#### Job:
Count the lines below that contain the word "name". Give only the number.

**** Extracted entries

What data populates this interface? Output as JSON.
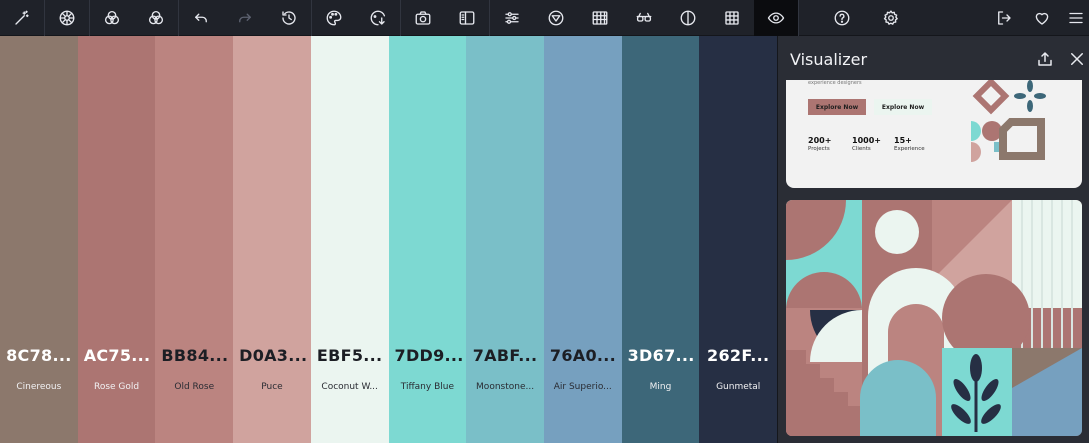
{
  "toolbar": {
    "left_icons": [
      "magic-wand-icon",
      "color-wheel-icon",
      "color-blend-icon",
      "color-blend-alt-icon",
      "undo-icon",
      "redo-icon",
      "history-icon",
      "palette-icon",
      "export-palette-icon",
      "camera-icon",
      "sidebar-panel-icon",
      "sliders-icon",
      "filter-icon",
      "grid-table-icon",
      "glasses-icon",
      "contrast-icon",
      "grid-icon",
      "eye-icon"
    ],
    "right_icons": [
      "gear-icon",
      "help-icon",
      "logout-icon",
      "heart-icon",
      "menu-icon"
    ]
  },
  "palette": [
    {
      "hex": "8C78...",
      "name": "Cinereous",
      "color": "#8c786c",
      "tone": "dark"
    },
    {
      "hex": "AC75...",
      "name": "Rose Gold",
      "color": "#ac7572",
      "tone": "dark"
    },
    {
      "hex": "BB84...",
      "name": "Old Rose",
      "color": "#bb8480",
      "tone": "light"
    },
    {
      "hex": "D0A3...",
      "name": "Puce",
      "color": "#d0a39e",
      "tone": "light"
    },
    {
      "hex": "EBF5...",
      "name": "Coconut W...",
      "color": "#ebf5f0",
      "tone": "light"
    },
    {
      "hex": "7DD9...",
      "name": "Tiffany Blue",
      "color": "#7dd9d2",
      "tone": "light"
    },
    {
      "hex": "7ABF...",
      "name": "Moonstone...",
      "color": "#7abfc8",
      "tone": "light"
    },
    {
      "hex": "76A0...",
      "name": "Air Superio...",
      "color": "#76a0bf",
      "tone": "light"
    },
    {
      "hex": "3D67...",
      "name": "Ming",
      "color": "#3d6779",
      "tone": "dark"
    },
    {
      "hex": "262F...",
      "name": "Gunmetal",
      "color": "#262f44",
      "tone": "dark"
    }
  ],
  "visualizer": {
    "title": "Visualizer",
    "preview_text": "experience designers",
    "button_primary": "Explore Now",
    "button_secondary": "Explore Now",
    "stats": [
      {
        "number": "200+",
        "label": "Projects"
      },
      {
        "number": "1000+",
        "label": "Clients"
      },
      {
        "number": "15+",
        "label": "Experience"
      }
    ]
  }
}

********

#### Result of the task:
10